EXERCISE PASSAGE:
-*-*-

Tuesday, 3 Jul 2012
ADEN (Reuters) - At least four suspected al
Qaeda militants were killed in two air strikes, thought to have been carried
out by U.S. drones on vehicles travelling in central Yemen on Tuesday, a Yemeni
security source and witnesses said.
The attacks came as Yemeni authorities said
they had also arrested 14 al Qaeda militants, including nine foreigners - in
the latest sign of a U.S.-backed push to defeat Islamist fighters in Yemen.
The Yemeni security official said the air strikes
hit two vehicles travelling in the Bayhan area of Shabwa province - a mostly
desert south-eastern region where militants driven from their southern
strongholds last month had taken refuge.
Witnesses told Reuters four bodies were pulled
out from the wreckage of the first vehicle. The flames were so intense in the
second vehicle that no one could approach to check for any casualties.
The Defence Ministry named two of the dead as
senior al Qaeda figures, Fahd Saleh al-Anjaf al-Harithi and Hassan Ali al-Ishaqi.
Washington, concerned that al Qaeda was gaining
a new foothold in the Middle East, has stepped up drone attacks in Yemen.
A U.N. investigator last month called on the
U.S. administration to justify its policy of assassinating rather than
capturing militants.
THREE CELLS
Yemen's Defence Ministry said the 14 arrested
militants had been operating in three separate cells and plotting to attack
army and civilian leaders as well as foreign interests.
It did not say where or when they were
detained. The group included four Egyptians, two Jordanians, a Somali, a
Tunisian and a man from Dagestan in Russia's North Caucasus, it added.

-*-*-

PROBLEMS AND TASKS:
1 – According to the news report on the Yemen air strikes, in which area of Shabwa province did the strikes hit two vehicles?
2 – Continue the news report on the Yemen air strikes, starting after its final sentence.

LISTED ENTRIES:
-*-*-

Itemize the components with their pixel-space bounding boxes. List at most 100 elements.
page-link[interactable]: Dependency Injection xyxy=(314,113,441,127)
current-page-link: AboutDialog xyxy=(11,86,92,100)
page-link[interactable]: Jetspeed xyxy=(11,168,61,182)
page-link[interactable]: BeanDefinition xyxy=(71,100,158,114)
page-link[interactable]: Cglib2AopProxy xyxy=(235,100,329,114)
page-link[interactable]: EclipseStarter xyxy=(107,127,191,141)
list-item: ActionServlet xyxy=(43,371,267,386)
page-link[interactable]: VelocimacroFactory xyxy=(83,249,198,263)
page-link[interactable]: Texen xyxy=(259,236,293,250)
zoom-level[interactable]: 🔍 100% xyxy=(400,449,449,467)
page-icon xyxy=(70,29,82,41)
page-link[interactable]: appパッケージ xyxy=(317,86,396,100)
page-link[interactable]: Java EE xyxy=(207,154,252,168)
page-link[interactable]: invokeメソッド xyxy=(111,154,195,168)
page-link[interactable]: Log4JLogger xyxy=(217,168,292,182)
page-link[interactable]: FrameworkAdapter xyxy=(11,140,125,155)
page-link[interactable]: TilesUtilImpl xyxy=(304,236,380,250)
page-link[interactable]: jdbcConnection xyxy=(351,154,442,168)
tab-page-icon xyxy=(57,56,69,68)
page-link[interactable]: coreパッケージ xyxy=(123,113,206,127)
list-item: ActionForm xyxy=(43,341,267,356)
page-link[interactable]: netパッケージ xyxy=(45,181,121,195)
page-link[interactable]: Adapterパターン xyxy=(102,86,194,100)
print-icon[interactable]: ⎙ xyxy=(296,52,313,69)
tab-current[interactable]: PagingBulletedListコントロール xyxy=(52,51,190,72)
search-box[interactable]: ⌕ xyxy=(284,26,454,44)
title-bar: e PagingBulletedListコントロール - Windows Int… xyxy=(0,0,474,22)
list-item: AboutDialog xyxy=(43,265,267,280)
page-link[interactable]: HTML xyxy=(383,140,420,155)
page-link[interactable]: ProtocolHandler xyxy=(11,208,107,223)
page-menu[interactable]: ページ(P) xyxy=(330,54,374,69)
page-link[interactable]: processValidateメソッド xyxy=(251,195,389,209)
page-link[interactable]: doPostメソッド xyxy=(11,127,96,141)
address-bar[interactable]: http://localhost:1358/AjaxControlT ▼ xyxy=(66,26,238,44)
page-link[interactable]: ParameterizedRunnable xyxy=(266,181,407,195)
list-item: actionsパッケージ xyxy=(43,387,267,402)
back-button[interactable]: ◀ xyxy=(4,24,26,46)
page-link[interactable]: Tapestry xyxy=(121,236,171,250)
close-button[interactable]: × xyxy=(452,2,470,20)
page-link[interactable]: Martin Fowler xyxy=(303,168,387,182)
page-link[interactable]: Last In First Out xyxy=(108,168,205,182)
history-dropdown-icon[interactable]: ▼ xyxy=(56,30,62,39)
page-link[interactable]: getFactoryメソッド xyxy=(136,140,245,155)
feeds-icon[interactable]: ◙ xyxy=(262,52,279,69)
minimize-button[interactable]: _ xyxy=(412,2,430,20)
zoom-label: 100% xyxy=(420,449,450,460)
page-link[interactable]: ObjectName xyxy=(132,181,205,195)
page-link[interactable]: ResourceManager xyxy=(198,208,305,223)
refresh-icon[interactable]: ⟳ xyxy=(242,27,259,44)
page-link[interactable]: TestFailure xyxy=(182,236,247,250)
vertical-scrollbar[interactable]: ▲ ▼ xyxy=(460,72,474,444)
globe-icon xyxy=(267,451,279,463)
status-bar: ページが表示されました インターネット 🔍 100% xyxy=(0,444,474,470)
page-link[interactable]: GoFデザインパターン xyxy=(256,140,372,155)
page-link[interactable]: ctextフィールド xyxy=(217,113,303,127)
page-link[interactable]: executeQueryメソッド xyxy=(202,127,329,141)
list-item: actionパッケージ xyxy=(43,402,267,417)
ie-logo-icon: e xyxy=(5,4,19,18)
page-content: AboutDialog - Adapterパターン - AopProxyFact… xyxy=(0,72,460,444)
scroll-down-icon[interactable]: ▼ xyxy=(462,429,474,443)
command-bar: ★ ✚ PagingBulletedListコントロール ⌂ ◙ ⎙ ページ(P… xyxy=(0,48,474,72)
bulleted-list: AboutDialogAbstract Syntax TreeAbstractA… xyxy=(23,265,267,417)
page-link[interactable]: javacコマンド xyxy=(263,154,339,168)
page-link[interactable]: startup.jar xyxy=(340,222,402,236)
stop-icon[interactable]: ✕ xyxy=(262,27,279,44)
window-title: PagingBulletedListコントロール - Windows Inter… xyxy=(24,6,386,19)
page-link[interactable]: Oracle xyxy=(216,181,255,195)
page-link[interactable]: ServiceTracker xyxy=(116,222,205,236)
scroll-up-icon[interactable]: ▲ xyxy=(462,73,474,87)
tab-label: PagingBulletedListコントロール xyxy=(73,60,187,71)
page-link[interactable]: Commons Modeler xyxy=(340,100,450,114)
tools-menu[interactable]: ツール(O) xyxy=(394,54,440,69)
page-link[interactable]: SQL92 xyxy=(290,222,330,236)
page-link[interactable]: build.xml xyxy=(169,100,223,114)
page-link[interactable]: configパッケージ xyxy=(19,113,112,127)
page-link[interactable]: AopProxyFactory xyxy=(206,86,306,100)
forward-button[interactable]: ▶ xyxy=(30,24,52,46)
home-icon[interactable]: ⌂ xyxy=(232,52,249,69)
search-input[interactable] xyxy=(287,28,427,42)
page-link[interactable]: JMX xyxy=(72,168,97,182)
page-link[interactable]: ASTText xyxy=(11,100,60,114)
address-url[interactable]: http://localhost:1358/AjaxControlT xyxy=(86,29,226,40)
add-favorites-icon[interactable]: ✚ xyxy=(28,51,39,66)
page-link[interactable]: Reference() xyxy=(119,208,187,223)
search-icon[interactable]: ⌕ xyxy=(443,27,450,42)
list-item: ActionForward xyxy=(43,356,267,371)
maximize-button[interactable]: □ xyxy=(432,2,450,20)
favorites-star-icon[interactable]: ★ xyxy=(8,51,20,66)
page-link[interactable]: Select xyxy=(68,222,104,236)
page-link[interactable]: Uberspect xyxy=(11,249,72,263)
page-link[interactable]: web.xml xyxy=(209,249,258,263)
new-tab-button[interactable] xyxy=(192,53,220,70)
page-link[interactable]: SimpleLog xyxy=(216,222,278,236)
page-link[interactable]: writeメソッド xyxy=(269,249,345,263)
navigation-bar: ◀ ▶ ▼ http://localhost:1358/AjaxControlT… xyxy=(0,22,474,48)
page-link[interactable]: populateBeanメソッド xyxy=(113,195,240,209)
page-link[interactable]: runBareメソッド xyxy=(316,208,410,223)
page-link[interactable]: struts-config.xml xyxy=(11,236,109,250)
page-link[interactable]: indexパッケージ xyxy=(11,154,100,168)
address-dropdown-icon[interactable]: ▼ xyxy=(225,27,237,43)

-*-*-

ANSWERS PER TASK:
1 – The Bayhan area.

2 –
Yemeni troops drove Islamist fighters last
month out of several towns they controlled in the south as the government
pressed ahead with a U.S.-backed offensive to defeat Ansar al-Sharia, a
tenacious offshoot of al Qaeda.
The group - meaning Partisans of Islamic Law -
has exploited instability in the Arabian Peninsula to gain a foothold in a
country that borders Saudi Arabia, the world's biggest oil exporter, alarming
the United States.
Separately, a security official said an al
Qaeda-linked militant arrested on Saturday night had died from his wounds.
He was among eight militants captured while
trying to flee their former strongholds in the southern province of Abyan to
the neighboring governorate of Dalea.
Hundreds of militants have been on the run since
they were pushed out of Abyan. Ansar al-Sharia swears allegiance to al Qaeda in
the Arabian Peninsula, which U.S. officials have called the most dangerous
offshoot of the global militant network.